What is required:
Say how many lines hold the string "legend"; please write nothing but the number.
= = = = = = =
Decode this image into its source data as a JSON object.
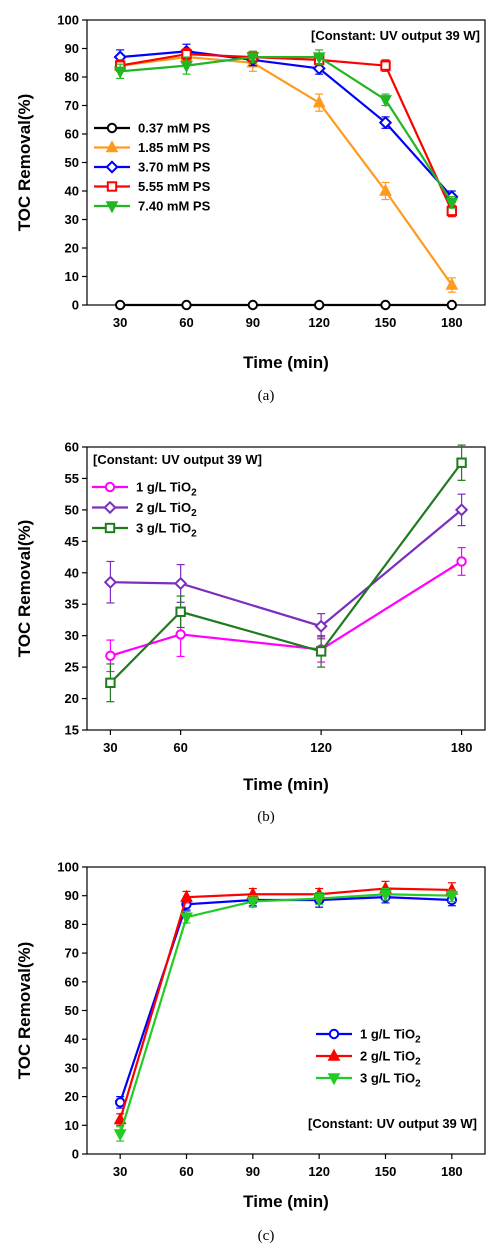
{
  "chart_data": [
    {
      "type": "line",
      "ylabel": "TOC Removal(%)",
      "xlabel": "Time (min)",
      "caption": "(a)",
      "annotation": "[Constant: UV output 39 W]",
      "x": [
        30,
        60,
        90,
        120,
        150,
        180
      ],
      "xticks": [
        "30",
        "60",
        "90",
        "120",
        "150",
        "180"
      ],
      "xlim": [
        15,
        195
      ],
      "ylim": [
        0,
        100
      ],
      "yticks": [
        "0",
        "10",
        "20",
        "30",
        "40",
        "50",
        "60",
        "70",
        "80",
        "90",
        "100"
      ],
      "grid": false,
      "legend": "middle-left",
      "series": [
        {
          "name": "0.37 mM PS",
          "color": "#000000",
          "marker": "circle",
          "values": [
            0,
            0,
            0,
            0,
            0,
            0
          ],
          "errors": [
            0,
            0,
            0,
            0,
            0,
            0
          ]
        },
        {
          "name": "1.85 mM PS",
          "color": "#FF9A1F",
          "marker": "triangle-up",
          "values": [
            84,
            87,
            85,
            71,
            40,
            7
          ],
          "errors": [
            2,
            2,
            3,
            3,
            3,
            2.5
          ]
        },
        {
          "name": "3.70 mM PS",
          "color": "#0000FF",
          "marker": "diamond",
          "values": [
            87,
            89,
            86,
            83,
            64,
            38
          ],
          "errors": [
            2.5,
            2.5,
            2,
            2,
            2,
            2
          ]
        },
        {
          "name": "5.55 mM PS",
          "color": "#FF0000",
          "marker": "square",
          "values": [
            84,
            88,
            87,
            86,
            84,
            33
          ],
          "errors": [
            2,
            2,
            2,
            2,
            2,
            2
          ]
        },
        {
          "name": "7.40 mM PS",
          "color": "#22B622",
          "marker": "triangle-down",
          "values": [
            82,
            84,
            87,
            87,
            72,
            36
          ],
          "errors": [
            2.5,
            3,
            2,
            2.5,
            2,
            2
          ]
        }
      ]
    },
    {
      "type": "line",
      "ylabel": "TOC Removal(%)",
      "xlabel": "Time (min)",
      "caption": "(b)",
      "annotation": "[Constant: UV output 39 W]",
      "x": [
        30,
        60,
        120,
        180
      ],
      "xticks": [
        "30",
        "60",
        "120",
        "180"
      ],
      "xlim": [
        20,
        190
      ],
      "ylim": [
        15,
        60
      ],
      "yticks": [
        "15",
        "20",
        "25",
        "30",
        "35",
        "40",
        "45",
        "50",
        "55",
        "60"
      ],
      "grid": false,
      "legend": "top-left",
      "series": [
        {
          "name": "1 g/L TiO",
          "name_sub": "2",
          "color": "#FF00FF",
          "marker": "circle",
          "values": [
            26.8,
            30.2,
            27.8,
            41.8
          ],
          "errors": [
            2.5,
            3.5,
            2,
            2.2
          ]
        },
        {
          "name": "2 g/L TiO",
          "name_sub": "2",
          "color": "#7B2FBE",
          "marker": "diamond",
          "values": [
            38.5,
            38.3,
            31.5,
            50
          ],
          "errors": [
            3.3,
            3,
            2,
            2.5
          ]
        },
        {
          "name": "3 g/L TiO",
          "name_sub": "2",
          "color": "#1E7B1E",
          "marker": "square",
          "values": [
            22.5,
            33.8,
            27.5,
            57.5
          ],
          "errors": [
            3,
            2.5,
            2.5,
            2.8
          ]
        }
      ]
    },
    {
      "type": "line",
      "ylabel": "TOC Removal(%)",
      "xlabel": "Time (min)",
      "caption": "(c)",
      "annotation": "[Constant: UV output 39 W]",
      "x": [
        30,
        60,
        90,
        120,
        150,
        180
      ],
      "xticks": [
        "30",
        "60",
        "90",
        "120",
        "150",
        "180"
      ],
      "xlim": [
        15,
        195
      ],
      "ylim": [
        0,
        100
      ],
      "yticks": [
        "0",
        "10",
        "20",
        "30",
        "40",
        "50",
        "60",
        "70",
        "80",
        "90",
        "100"
      ],
      "grid": false,
      "legend": "lower-right",
      "series": [
        {
          "name": "1 g/L TiO",
          "name_sub": "2",
          "color": "#0000FF",
          "marker": "circle",
          "values": [
            18,
            87,
            88.5,
            88.5,
            89.5,
            88.5
          ],
          "errors": [
            2,
            2,
            2,
            2.5,
            2,
            2
          ]
        },
        {
          "name": "2 g/L TiO",
          "name_sub": "2",
          "color": "#FF0000",
          "marker": "triangle-up",
          "values": [
            12,
            89.5,
            90.5,
            90.5,
            92.5,
            92
          ],
          "errors": [
            2,
            2,
            2,
            2,
            2.5,
            2.5
          ]
        },
        {
          "name": "3 g/L TiO",
          "name_sub": "2",
          "color": "#22CC22",
          "marker": "triangle-down",
          "values": [
            7,
            82.5,
            88,
            89,
            90.5,
            90
          ],
          "errors": [
            2.5,
            2,
            2,
            2,
            2,
            2
          ]
        }
      ]
    }
  ]
}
= = = = = = =
Final answer:
3